終わりはある。だから今を乗り越えられる。

1,000人以上を看取った緩和医の話し

「残された時間をどう過ごしてもらうのがいいのだろうか?」
私はよくその言葉を、家族や医療者に問いかける。
けれどもその言葉を繰り返している時、ふと気がつくことがある。 
「そうだ、自分も限られた命なんだ」と。

世の中には不条理が存在し、その世の中を私が生きていく意味は何か? どうしたら私の心は満たされるのか? それを考えることが重要です。
終わりがあるというのは、実に大きな事実です。
幸福もいつまでも続かないが、不幸もいつまでも続かない。
学校でのいじめも、ひどい職場環境も未来永劫続くことはない。
また愛する人、友達、家族ともいつかは別れるときが来る。
だからこそ、今を精いっぱい愛することができるのだろう。

つまらないことに腹を立て、悩み、苦しんでいるのは、いつまでも今日が続くと思っているからである。
良くも悪くも、終わりは必ず来てくれる。
富も名誉も、地位も、愛する人をあの世に連れていけないとしたら、自分は今どう生きたらよいのか、それを悩み考え続ける中で、答えはいつか見つかってくるものだと思う。
自分の心の中で、妥協点が見つかるということだ。

きっと本当の幸せは、自分の心の中に羽ばたいている青い鳥なのだ。
それに気が付かないだけで、青い鳥はじっと心の片隅に止まって私が気がつくのを待っていてくれる。

> _入力データ_
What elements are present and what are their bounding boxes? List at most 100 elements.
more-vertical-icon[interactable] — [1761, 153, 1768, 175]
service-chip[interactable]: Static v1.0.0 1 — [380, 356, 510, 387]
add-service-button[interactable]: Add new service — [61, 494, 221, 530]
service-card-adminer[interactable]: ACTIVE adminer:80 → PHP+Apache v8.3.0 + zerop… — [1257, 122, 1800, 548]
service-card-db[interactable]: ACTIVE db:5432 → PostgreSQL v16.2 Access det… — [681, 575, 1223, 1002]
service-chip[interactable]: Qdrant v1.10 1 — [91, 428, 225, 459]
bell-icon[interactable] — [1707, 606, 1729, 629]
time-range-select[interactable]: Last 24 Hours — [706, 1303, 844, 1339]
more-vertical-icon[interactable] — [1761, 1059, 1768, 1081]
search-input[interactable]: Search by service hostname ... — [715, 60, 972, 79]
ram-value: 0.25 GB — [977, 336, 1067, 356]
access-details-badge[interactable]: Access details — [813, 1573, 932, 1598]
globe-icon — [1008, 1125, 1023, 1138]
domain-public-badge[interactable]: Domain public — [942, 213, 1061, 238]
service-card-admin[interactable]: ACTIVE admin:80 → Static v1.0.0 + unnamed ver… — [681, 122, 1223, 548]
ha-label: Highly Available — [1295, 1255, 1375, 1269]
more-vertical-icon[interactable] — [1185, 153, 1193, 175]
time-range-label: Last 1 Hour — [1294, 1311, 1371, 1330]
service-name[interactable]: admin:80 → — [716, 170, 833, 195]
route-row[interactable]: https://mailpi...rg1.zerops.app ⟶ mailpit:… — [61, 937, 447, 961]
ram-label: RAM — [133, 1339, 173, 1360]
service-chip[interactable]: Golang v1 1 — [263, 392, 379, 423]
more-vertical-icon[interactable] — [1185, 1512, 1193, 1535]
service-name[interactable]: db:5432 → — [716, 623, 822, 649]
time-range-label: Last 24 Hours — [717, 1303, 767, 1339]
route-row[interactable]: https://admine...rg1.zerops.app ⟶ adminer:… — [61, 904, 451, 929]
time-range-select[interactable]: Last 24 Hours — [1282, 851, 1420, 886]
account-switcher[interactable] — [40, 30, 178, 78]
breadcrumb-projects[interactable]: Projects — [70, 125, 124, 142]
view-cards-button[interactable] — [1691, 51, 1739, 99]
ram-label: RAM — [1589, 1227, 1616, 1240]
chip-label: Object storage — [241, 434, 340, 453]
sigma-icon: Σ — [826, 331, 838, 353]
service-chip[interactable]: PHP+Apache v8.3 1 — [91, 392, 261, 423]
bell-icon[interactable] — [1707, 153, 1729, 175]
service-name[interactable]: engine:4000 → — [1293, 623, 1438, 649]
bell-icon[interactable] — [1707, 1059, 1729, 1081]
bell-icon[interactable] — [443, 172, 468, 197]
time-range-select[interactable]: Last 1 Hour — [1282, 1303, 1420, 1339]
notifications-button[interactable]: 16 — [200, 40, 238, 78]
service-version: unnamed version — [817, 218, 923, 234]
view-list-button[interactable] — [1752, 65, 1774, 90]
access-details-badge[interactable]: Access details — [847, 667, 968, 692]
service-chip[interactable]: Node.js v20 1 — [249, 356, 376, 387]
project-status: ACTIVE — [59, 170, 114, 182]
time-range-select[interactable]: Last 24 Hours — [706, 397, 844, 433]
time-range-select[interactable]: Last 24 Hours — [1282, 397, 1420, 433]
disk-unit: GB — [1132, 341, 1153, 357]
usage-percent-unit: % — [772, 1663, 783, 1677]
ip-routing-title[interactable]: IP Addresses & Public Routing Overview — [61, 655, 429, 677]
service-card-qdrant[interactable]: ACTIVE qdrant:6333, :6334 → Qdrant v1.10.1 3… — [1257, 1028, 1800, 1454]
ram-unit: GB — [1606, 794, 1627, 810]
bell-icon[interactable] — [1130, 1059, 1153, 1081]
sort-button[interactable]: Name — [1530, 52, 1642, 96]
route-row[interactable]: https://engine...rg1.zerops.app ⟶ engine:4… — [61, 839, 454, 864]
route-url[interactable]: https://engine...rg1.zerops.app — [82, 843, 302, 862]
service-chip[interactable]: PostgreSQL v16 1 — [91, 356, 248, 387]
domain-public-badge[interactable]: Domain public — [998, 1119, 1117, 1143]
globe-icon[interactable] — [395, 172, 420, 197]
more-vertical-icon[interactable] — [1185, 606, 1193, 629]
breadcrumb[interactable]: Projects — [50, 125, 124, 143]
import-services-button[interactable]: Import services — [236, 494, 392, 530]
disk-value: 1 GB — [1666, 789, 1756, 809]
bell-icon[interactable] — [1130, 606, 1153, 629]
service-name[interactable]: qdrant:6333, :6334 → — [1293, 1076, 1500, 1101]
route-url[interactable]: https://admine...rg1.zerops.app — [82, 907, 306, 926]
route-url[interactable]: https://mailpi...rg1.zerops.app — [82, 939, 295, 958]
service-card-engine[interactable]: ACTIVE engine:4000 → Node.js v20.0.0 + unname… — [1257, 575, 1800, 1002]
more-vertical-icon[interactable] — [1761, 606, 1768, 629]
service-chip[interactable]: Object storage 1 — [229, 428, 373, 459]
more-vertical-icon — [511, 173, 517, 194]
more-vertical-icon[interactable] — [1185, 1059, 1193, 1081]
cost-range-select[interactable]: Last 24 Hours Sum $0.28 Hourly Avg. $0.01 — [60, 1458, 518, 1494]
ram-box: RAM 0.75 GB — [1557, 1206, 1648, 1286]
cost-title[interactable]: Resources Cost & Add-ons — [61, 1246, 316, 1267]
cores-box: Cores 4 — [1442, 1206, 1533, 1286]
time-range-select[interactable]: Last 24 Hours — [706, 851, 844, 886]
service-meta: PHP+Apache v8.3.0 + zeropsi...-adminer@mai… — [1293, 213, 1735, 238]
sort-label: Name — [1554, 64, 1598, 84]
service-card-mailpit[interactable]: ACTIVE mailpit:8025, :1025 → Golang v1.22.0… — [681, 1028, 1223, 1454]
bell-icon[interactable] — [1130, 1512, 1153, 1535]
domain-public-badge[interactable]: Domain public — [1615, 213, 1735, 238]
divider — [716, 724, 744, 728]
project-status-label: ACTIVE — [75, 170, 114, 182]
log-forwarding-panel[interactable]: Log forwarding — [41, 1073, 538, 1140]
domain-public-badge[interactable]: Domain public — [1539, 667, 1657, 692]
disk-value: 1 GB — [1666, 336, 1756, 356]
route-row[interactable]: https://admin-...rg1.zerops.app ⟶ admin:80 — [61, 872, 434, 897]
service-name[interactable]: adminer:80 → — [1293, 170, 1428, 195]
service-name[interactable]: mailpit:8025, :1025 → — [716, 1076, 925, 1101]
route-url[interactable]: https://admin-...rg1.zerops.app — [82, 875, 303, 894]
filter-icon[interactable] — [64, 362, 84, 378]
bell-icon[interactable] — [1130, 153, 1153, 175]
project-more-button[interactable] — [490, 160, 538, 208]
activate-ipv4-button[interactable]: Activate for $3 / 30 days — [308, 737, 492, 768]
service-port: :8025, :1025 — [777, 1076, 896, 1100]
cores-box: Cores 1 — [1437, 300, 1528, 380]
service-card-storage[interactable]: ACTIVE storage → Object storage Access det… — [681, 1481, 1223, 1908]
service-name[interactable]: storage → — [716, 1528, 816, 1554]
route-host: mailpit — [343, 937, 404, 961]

> _問題文_
緩和医の文章のうち、「富も名誉も、地位も、愛する人」を含む言葉で始まり「がつくのを待っていてくれる。」で終わる部分を、一字も変えずに書き写してください。 項目を見なくても解けます。

> _解答_
富も名誉も、地位も、愛する人をあの世に連れていけないとしたら、自分は今どう生きたらよいのか、それを悩み考え続ける中で、答えはいつか見つかってくるものだと思う。
自分の心の中で、妥協点が見つかるということだ。

きっと本当の幸せは、自分の心の中に羽ばたいている青い鳥なのだ。
それに気が付かないだけで、青い鳥はじっと心の片隅に止まって私が気がつくのを待っていてくれる。